* Work instructions *
Extract the listing below in full, unchanged.

* Exercise data *

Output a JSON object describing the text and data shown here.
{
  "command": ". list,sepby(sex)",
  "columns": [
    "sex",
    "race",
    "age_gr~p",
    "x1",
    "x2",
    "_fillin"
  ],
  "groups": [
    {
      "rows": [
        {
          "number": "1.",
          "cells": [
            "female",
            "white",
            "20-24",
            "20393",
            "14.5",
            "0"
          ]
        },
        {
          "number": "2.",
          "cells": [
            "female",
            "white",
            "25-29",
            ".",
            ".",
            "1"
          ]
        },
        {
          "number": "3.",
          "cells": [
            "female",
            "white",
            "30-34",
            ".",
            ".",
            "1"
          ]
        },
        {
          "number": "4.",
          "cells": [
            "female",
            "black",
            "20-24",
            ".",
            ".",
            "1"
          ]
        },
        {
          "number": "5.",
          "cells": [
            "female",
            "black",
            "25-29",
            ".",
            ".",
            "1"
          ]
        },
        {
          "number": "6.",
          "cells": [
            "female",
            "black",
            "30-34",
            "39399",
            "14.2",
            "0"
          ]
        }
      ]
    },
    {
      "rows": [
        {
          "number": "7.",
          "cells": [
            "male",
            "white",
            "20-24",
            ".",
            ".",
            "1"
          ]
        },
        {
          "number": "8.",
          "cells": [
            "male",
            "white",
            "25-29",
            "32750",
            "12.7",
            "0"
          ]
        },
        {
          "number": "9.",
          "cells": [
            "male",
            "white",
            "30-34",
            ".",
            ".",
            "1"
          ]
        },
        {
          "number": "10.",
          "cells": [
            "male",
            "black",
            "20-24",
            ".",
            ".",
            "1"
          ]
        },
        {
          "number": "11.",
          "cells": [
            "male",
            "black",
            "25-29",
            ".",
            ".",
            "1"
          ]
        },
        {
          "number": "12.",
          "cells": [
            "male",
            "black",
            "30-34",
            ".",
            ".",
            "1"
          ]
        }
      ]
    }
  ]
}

* In response *
Output a JSON object describing the text and data shown here.
{
  "command": ". list,sepby(sex)",
  "columns": [
    "sex",
    "race",
    "age_gr~p",
    "x1",
    "x2",
    "_fillin"
  ],
  "groups": [
    {
      "rows": [
        {
          "number": "1.",
          "cells": [
            "female",
            "white",
            "20-24",
            "20393",
            "14.5",
            "0"
          ]
        },
        {
          "number": "2.",
          "cells": [
            "female",
            "white",
            "25-29",
            ".",
            ".",
            "1"
          ]
        },
        {
          "number": "3.",
          "cells": [
            "female",
            "white",
            "30-34",
            ".",
            ".",
            "1"
          ]
        },
        {
          "number": "4.",
          "cells": [
            "female",
            "black",
            "20-24",
            ".",
            ".",
            "1"
          ]
        },
        {
          "number": "5.",
          "cells": [
            "female",
            "black",
            "25-29",
            ".",
            ".",
            "1"
          ]
        },
        {
          "number": "6.",
          "cells": [
            "female",
            "black",
            "30-34",
            "39399",
            "14.2",
            "0"
          ]
        }
      ]
    },
    {
      "rows": [
        {
          "number": "7.",
          "cells": [
            "male",
            "white",
            "20-24",
            ".",
            ".",
            "1"
          ]
        },
        {
          "number": "8.",
          "cells": [
            "male",
            "white",
            "25-29",
            "32750",
            "12.7",
            "0"
          ]
        },
        {
          "number": "9.",
          "cells": [
            "male",
            "white",
            "30-34",
            ".",
            ".",
            "1"
          ]
        },
        {
          "number": "10.",
          "cells": [
            "male",
            "black",
            "20-24",
            ".",
            ".",
            "1"
          ]
        },
        {
          "number": "11.",
          "cells": [
            "male",
            "black",
            "25-29",
            ".",
            ".",
            "1"
          ]
        },
        {
          "number": "12.",
          "cells": [
            "male",
            "black",
            "30-34",
            ".",
            ".",
            "1"
          ]
        }
      ]
    }
  ]
}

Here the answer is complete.